Collected data entries

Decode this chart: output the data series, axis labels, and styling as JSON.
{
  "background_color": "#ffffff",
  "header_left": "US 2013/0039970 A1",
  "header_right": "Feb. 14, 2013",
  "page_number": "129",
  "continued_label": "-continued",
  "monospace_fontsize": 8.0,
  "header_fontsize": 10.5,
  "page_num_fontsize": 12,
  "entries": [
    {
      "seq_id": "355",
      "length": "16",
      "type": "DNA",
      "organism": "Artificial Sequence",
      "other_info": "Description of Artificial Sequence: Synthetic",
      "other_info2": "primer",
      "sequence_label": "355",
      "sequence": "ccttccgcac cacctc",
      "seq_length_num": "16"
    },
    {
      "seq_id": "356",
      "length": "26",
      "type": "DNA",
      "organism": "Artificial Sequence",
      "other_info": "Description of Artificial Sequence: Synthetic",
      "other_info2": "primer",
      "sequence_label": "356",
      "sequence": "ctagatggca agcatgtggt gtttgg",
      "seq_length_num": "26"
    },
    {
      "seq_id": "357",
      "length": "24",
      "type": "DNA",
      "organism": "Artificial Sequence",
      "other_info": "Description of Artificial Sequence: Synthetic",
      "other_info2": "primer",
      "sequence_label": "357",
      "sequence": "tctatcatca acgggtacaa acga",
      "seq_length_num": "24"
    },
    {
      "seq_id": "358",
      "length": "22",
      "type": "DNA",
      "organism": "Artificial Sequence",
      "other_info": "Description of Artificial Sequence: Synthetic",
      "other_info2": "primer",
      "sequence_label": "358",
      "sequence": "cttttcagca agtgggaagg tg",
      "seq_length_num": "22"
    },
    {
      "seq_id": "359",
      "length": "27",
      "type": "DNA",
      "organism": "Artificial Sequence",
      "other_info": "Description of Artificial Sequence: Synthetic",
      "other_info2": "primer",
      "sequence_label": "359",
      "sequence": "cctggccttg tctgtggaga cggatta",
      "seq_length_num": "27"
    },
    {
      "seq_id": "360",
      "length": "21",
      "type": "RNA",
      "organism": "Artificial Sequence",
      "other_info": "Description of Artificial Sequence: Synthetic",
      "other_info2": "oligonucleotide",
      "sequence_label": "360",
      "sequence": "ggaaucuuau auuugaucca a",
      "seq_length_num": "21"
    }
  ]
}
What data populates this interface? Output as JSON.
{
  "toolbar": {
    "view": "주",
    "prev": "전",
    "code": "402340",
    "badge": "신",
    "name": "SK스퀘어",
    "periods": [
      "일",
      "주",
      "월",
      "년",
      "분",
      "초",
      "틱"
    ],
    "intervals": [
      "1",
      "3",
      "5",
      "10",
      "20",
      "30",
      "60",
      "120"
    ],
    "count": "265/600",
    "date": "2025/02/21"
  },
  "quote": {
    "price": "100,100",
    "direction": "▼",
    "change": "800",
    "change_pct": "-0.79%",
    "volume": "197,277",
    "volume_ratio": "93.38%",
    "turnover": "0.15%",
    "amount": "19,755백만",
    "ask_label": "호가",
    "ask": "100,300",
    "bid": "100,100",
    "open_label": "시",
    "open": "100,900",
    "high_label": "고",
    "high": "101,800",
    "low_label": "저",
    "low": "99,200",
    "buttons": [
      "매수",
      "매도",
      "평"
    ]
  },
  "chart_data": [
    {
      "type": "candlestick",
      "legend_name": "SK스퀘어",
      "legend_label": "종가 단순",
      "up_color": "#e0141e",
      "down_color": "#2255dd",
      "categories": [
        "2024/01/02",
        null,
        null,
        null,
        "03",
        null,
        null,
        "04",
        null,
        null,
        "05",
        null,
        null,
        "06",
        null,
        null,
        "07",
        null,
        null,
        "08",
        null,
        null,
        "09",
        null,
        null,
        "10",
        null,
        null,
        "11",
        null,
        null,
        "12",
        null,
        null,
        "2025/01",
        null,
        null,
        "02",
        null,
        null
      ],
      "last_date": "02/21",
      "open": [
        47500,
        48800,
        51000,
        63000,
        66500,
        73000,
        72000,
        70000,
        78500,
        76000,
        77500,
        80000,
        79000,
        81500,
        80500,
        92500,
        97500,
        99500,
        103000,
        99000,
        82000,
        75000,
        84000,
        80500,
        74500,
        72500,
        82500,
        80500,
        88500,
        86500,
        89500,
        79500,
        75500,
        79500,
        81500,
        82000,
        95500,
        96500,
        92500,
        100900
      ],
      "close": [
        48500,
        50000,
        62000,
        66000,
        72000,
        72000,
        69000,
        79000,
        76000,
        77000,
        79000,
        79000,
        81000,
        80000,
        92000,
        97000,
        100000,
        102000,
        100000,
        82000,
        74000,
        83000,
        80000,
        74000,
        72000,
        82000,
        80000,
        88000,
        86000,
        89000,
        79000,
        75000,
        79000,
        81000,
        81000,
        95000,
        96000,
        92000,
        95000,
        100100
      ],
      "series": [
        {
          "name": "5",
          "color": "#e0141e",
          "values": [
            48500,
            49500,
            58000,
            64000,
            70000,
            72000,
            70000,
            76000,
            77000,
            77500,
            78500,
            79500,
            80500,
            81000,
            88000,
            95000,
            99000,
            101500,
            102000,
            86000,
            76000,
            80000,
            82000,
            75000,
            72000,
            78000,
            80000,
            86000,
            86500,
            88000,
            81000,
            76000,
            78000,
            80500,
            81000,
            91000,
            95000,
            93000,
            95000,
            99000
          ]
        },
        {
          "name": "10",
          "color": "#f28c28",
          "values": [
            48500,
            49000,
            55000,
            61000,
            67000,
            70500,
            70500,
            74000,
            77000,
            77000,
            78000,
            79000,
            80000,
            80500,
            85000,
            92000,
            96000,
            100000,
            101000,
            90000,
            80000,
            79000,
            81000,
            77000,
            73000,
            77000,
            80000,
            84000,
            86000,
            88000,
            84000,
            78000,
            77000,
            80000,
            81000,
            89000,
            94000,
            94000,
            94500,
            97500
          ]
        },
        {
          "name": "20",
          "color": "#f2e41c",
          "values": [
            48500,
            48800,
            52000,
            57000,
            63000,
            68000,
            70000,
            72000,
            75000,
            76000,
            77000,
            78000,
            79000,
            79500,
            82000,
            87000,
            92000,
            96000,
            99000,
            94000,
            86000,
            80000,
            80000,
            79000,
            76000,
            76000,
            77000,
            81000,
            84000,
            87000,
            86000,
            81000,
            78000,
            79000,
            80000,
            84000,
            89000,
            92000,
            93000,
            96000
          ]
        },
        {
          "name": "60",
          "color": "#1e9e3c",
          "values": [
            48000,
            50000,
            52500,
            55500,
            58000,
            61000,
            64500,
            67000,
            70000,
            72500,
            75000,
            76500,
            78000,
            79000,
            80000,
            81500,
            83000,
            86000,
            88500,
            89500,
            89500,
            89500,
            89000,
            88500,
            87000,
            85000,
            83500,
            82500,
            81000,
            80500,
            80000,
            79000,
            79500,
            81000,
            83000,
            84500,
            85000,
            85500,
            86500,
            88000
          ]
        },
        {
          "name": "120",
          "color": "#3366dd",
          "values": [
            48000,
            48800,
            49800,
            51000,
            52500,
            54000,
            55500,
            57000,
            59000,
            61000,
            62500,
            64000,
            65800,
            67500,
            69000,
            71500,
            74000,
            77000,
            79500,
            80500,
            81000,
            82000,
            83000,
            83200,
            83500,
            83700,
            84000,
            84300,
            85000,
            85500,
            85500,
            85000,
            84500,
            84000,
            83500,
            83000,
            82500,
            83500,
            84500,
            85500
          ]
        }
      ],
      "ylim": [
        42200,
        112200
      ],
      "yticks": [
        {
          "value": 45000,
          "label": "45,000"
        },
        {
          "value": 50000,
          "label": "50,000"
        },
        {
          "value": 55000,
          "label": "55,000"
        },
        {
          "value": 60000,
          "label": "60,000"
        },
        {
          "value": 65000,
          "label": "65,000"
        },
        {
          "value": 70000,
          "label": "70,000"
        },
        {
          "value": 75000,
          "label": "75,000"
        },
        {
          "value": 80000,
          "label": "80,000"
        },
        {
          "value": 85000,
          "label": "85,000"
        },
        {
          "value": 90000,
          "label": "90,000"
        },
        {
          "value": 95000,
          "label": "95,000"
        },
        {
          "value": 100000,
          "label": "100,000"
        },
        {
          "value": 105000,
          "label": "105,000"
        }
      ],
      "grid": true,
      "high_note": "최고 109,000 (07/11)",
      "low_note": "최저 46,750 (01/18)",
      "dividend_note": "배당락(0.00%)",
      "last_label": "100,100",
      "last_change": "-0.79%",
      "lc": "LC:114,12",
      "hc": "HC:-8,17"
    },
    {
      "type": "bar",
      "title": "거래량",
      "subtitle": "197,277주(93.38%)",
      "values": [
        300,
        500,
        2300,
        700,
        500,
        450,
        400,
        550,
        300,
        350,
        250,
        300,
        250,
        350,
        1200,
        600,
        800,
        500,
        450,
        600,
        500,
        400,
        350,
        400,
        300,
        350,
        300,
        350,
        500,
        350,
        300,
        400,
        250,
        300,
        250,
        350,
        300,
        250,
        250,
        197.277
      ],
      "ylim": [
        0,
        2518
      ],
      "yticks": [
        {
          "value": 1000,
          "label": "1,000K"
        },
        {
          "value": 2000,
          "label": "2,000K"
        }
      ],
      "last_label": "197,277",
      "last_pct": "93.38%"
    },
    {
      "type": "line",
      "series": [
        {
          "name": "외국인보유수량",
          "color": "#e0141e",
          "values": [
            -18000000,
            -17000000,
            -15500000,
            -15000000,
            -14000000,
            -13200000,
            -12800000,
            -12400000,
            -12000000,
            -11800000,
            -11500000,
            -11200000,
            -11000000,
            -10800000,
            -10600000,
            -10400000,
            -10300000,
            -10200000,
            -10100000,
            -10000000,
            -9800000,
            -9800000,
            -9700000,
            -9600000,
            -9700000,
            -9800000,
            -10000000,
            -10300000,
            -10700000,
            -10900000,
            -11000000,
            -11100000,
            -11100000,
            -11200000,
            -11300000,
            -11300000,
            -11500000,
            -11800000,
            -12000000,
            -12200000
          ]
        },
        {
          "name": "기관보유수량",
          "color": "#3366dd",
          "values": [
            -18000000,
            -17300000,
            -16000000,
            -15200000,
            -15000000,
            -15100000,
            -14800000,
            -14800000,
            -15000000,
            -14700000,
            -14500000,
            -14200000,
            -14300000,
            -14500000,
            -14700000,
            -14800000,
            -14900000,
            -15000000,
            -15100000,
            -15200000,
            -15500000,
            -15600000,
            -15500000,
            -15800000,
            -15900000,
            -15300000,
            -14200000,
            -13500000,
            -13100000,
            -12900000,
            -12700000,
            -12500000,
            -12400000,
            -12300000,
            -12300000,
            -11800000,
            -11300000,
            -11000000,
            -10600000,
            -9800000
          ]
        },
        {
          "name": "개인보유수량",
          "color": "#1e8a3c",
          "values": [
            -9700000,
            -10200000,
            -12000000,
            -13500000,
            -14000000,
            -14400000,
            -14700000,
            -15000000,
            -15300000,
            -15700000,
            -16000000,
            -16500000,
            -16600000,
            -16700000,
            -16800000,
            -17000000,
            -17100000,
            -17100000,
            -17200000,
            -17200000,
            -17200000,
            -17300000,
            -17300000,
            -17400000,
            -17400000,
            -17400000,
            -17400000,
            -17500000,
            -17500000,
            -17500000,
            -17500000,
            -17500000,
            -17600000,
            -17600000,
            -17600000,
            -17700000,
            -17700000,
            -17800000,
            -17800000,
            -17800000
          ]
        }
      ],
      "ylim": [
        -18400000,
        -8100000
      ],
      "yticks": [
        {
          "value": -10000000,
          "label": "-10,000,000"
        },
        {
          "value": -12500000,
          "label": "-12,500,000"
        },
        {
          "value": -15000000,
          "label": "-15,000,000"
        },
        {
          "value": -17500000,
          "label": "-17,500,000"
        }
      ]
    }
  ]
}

• **REQUIRED WORK**: Pull every line containing "this" out of the data above.

• **THE ANSWER**:
Decode this chart: output the data series, axis labels, and styling as JSON.
What data populates this interface? Output as JSON.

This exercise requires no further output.